— begin —

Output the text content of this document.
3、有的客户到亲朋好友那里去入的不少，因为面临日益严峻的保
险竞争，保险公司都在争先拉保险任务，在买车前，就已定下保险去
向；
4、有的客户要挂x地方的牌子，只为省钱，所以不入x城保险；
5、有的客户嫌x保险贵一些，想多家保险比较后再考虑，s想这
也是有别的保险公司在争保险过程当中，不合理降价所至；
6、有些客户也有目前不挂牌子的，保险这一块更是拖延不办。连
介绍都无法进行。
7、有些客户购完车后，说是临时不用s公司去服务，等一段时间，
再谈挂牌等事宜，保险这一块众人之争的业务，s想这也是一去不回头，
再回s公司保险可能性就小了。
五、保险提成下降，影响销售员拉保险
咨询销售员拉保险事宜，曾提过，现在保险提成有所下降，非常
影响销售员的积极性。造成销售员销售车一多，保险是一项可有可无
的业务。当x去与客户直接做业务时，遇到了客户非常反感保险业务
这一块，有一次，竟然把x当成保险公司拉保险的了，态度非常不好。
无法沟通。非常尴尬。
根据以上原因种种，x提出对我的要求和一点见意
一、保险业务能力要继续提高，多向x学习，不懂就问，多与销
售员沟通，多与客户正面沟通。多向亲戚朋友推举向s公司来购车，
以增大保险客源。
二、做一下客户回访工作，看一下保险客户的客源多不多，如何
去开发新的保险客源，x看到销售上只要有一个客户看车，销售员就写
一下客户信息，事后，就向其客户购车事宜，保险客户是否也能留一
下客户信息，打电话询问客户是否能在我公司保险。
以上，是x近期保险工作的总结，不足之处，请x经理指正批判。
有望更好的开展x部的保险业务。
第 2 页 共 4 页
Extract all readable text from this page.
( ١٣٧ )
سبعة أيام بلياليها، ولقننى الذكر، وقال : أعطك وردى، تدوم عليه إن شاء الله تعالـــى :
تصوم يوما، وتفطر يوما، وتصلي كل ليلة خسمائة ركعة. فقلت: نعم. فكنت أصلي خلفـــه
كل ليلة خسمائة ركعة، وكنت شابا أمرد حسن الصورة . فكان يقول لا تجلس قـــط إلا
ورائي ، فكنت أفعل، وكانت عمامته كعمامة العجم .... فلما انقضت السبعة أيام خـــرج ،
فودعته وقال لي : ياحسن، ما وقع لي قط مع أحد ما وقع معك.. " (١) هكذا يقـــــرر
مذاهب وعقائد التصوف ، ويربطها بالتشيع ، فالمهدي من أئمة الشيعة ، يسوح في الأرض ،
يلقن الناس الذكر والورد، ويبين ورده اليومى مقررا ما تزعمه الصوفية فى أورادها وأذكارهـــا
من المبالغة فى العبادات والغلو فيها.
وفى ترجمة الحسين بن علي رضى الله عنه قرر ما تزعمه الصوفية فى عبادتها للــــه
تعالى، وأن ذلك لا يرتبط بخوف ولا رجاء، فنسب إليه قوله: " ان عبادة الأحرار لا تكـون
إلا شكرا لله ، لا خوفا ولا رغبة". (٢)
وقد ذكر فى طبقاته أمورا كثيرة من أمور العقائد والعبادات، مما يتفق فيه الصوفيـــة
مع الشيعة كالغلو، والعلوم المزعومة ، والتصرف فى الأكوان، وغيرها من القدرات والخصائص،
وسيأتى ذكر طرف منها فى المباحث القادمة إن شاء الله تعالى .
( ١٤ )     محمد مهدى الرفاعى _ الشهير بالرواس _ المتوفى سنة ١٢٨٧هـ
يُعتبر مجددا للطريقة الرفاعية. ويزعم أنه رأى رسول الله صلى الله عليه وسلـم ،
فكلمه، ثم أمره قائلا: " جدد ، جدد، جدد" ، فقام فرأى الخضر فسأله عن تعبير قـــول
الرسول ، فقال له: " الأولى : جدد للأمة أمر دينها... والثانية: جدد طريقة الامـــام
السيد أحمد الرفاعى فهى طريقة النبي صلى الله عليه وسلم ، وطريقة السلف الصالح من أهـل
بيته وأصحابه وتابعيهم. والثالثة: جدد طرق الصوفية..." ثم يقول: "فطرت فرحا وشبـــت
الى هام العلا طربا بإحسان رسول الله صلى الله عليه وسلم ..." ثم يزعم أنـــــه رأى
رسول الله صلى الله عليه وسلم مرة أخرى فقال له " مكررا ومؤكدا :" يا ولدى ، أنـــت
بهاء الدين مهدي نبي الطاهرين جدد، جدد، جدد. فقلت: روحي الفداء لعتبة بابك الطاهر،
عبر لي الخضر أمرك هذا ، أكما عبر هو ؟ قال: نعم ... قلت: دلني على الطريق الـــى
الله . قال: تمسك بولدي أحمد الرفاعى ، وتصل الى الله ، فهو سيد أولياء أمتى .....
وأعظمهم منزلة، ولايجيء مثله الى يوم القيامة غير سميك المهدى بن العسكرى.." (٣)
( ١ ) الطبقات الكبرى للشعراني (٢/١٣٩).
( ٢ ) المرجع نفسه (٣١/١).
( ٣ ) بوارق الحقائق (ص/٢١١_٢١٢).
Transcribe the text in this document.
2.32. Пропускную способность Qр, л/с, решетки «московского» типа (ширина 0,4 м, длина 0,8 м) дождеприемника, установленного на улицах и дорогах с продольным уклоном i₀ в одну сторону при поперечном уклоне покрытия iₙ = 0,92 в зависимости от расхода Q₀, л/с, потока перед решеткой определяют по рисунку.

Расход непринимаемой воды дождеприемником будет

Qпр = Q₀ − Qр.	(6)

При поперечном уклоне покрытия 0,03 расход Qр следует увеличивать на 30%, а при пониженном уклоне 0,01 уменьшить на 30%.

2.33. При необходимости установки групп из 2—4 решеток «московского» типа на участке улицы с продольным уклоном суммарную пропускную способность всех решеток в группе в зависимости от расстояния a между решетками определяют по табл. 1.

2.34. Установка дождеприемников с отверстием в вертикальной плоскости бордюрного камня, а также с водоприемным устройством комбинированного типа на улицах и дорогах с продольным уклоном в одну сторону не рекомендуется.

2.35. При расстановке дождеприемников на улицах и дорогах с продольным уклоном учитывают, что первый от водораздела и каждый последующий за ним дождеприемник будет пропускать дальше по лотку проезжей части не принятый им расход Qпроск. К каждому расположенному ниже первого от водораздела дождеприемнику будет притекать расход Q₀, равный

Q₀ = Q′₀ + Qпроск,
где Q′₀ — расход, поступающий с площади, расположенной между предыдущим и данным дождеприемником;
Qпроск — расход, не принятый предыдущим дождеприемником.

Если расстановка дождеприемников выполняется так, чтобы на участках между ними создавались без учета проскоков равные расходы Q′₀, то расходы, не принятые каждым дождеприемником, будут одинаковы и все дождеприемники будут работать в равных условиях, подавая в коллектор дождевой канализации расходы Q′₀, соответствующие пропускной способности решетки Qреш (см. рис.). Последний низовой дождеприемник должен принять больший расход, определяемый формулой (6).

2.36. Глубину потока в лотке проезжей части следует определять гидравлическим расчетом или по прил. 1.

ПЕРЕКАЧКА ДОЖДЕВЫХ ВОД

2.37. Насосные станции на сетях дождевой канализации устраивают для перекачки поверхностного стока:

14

— end —

_EXERCISE PROMPT_: Pull out each line holding the string "يقول".

_SOLUTION BELOW_:
كل ليلة خسمائة ركعة، وكنت شابا أمرد حسن الصورة . فكان يقول لا تجلس قـــط إلا
بيته وأصحابه وتابعيهم. والثالثة: جدد طرق الصوفية..." ثم يقول: "فطرت فرحا وشبـــت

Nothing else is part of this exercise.